* Work to be completed
All lines below must be repeated exactly, with the pictures omitted.

* Dataset
--------

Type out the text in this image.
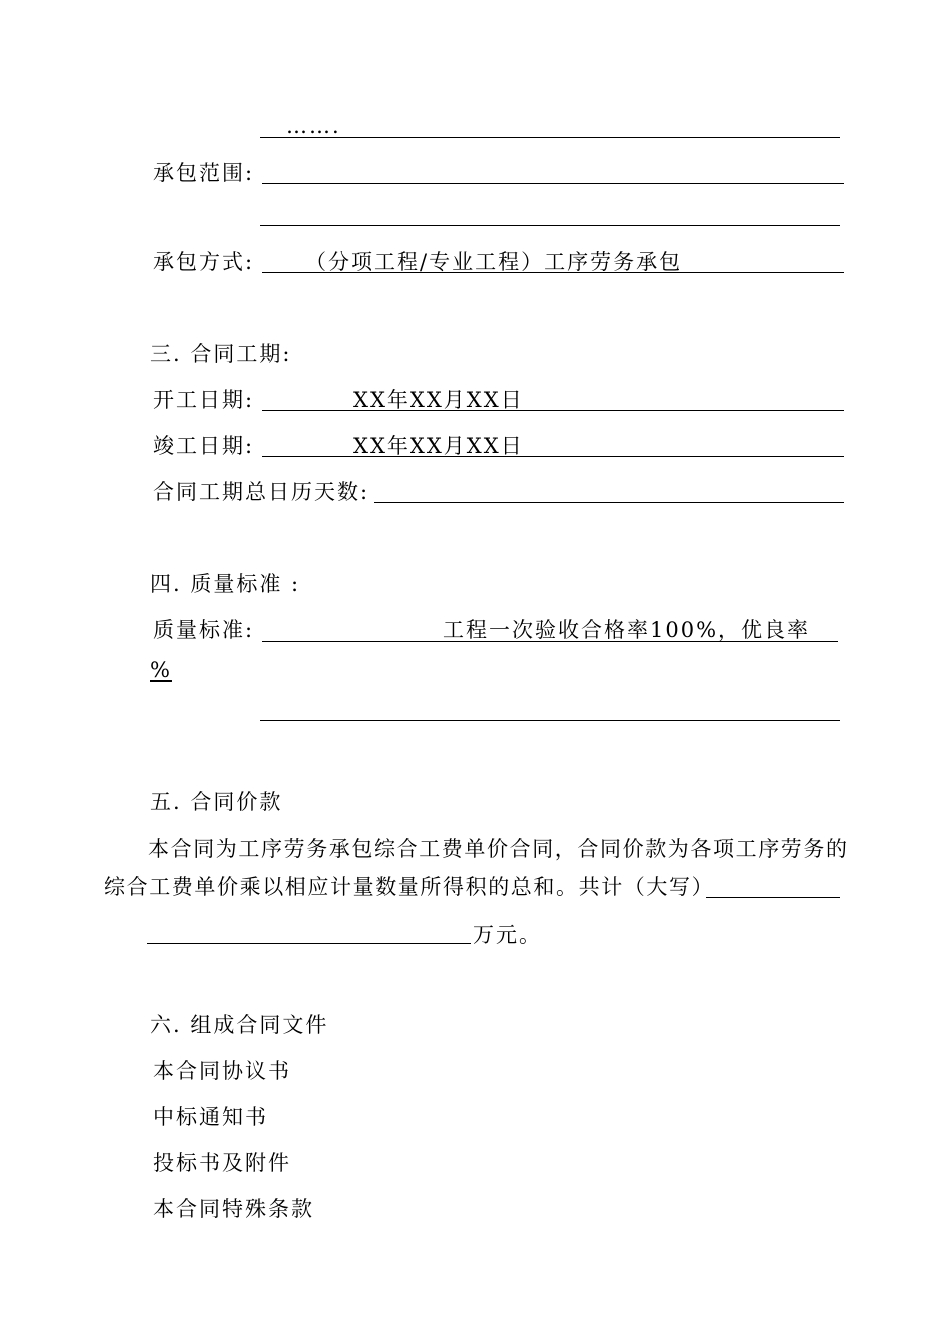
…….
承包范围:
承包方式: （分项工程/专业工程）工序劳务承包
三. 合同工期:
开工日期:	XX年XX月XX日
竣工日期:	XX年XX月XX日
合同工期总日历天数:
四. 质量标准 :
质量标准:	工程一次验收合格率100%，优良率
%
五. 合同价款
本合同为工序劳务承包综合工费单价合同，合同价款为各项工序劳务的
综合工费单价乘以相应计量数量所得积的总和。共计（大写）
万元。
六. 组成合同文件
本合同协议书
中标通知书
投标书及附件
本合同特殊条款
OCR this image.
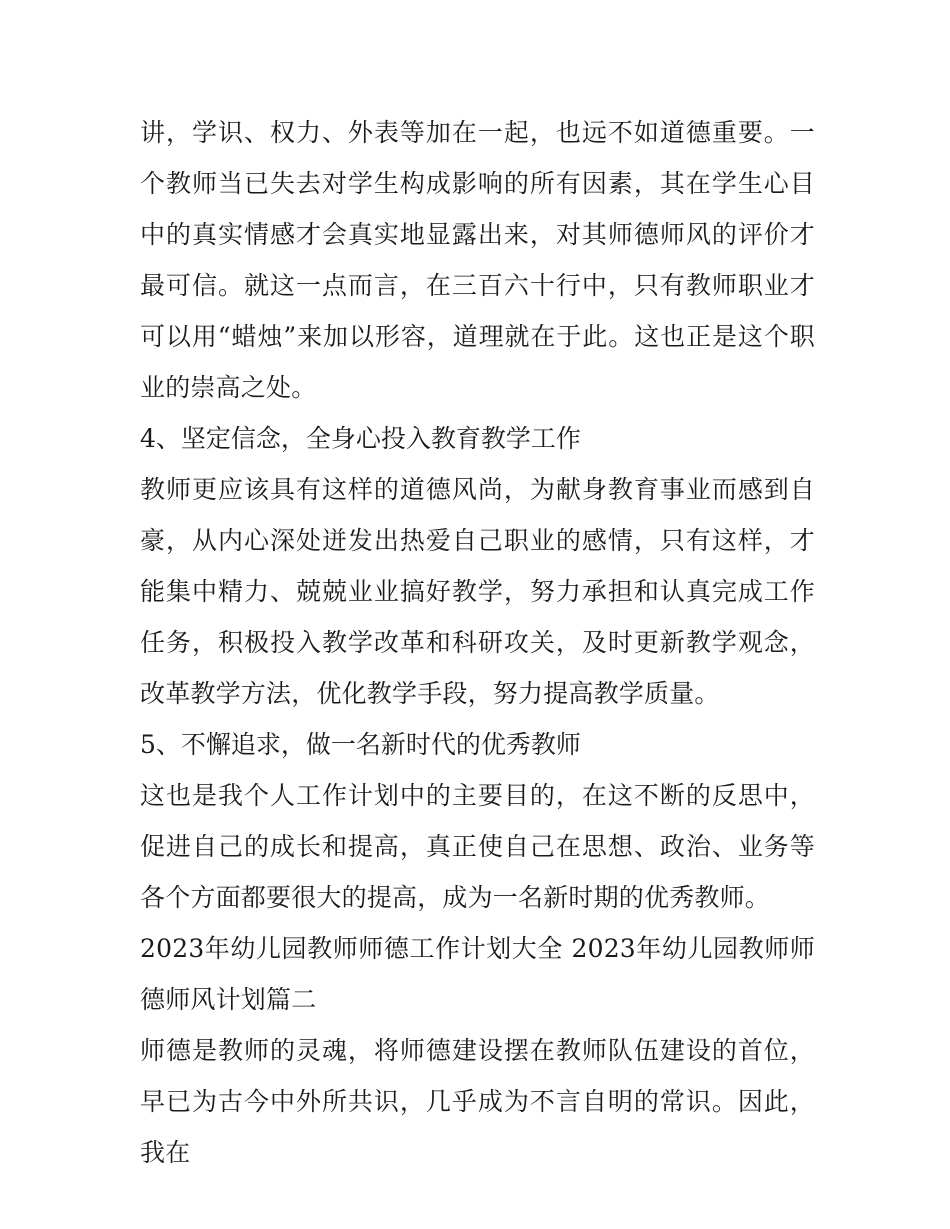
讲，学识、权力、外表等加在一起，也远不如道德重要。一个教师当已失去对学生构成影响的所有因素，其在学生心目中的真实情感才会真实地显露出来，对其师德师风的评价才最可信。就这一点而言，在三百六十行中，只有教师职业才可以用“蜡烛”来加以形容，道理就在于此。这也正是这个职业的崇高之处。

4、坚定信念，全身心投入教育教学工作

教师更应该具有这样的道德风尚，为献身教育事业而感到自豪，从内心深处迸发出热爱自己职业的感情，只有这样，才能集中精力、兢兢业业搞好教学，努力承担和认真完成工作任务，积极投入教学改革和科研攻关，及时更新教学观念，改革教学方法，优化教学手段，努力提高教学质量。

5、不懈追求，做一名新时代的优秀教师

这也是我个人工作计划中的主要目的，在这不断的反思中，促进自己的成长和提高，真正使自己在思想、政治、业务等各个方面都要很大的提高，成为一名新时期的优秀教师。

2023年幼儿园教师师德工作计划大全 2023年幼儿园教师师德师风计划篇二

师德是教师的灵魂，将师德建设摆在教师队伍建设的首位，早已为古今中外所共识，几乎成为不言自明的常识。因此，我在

--------

* Task result
Type out the text in this image.
…….
承包范围:
承包方式: （分项工程/专业工程）工序劳务承包
三. 合同工期:
开工日期:	XX年XX月XX日
竣工日期:	XX年XX月XX日
合同工期总日历天数:
四. 质量标准 :
质量标准:	工程一次验收合格率100%，优良率
%
五. 合同价款
本合同为工序劳务承包综合工费单价合同，合同价款为各项工序劳务的
综合工费单价乘以相应计量数量所得积的总和。共计（大写）
万元。
六. 组成合同文件
本合同协议书
中标通知书
投标书及附件
本合同特殊条款
OCR this image.
讲，学识、权力、外表等加在一起，也远不如道德重要。一个教师当已失去对学生构成影响的所有因素，其在学生心目中的真实情感才会真实地显露出来，对其师德师风的评价才最可信。就这一点而言，在三百六十行中，只有教师职业才可以用“蜡烛”来加以形容，道理就在于此。这也正是这个职业的崇高之处。

4、坚定信念，全身心投入教育教学工作

教师更应该具有这样的道德风尚，为献身教育事业而感到自豪，从内心深处迸发出热爱自己职业的感情，只有这样，才能集中精力、兢兢业业搞好教学，努力承担和认真完成工作任务，积极投入教学改革和科研攻关，及时更新教学观念，改革教学方法，优化教学手段，努力提高教学质量。

5、不懈追求，做一名新时代的优秀教师

这也是我个人工作计划中的主要目的，在这不断的反思中，促进自己的成长和提高，真正使自己在思想、政治、业务等各个方面都要很大的提高，成为一名新时期的优秀教师。

2023年幼儿园教师师德工作计划大全 2023年幼儿园教师师德师风计划篇二

师德是教师的灵魂，将师德建设摆在教师队伍建设的首位，早已为古今中外所共识，几乎成为不言自明的常识。因此，我在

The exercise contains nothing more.